YOUR GOAL:
Using the passage on the MACD indicator, answer these questions:
(a) What does the abbreviation MACD stand for?
(b) How is the MACD formed?
(c) What event does the MACD give prior notice of?

Technical analysis is as much an art as it is a science. No one parameter, by itself, will allow us to make our buy/sell decisions. However, when all the indicators are used together, they paint a picture that is critical to maximizing our covered call success. One of the most simple and reliable of these parameters is the Moving Average Convergence Divergence, or MACD.
Definition:
MACD is one of the most basic and effective “momentum” indicators that also serves as a trend-following indicator. So let’s call the MACD a trend-following momentum indicator. Momentum is defined as the rate of acceleration of a stock’s price and trend in an upward or downward direction. The MACD is formed by subtracting a longer-term exponential moving average (EMA) from a shorter-term EMA (which are trend following indicators). The resulting plot forms a line that oscillates above and below zero without any upper or lower limits. So what does the MACD tell us? In short, MACD gives us prior notice before two EMAs cross. This notice can be used to discern bullish (buy) and bearish (sell) signals, as described in detail below.

GIVEN MATERIAL:
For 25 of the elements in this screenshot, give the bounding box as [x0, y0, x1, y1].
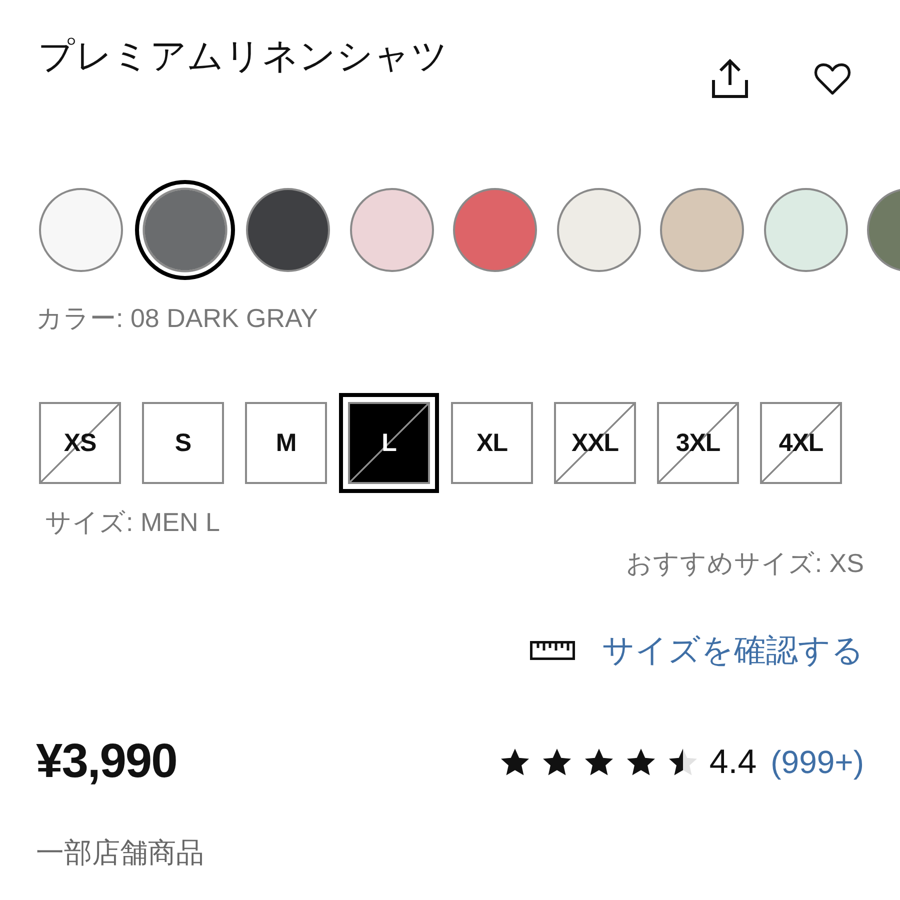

ANSWER TO THIS EXERCISE:
(a) Moving Average Convergence Divergence.
(b) By subtracting a longer-term exponential moving average (EMA) from a shorter-term EMA.
(c) Two EMAs crossing.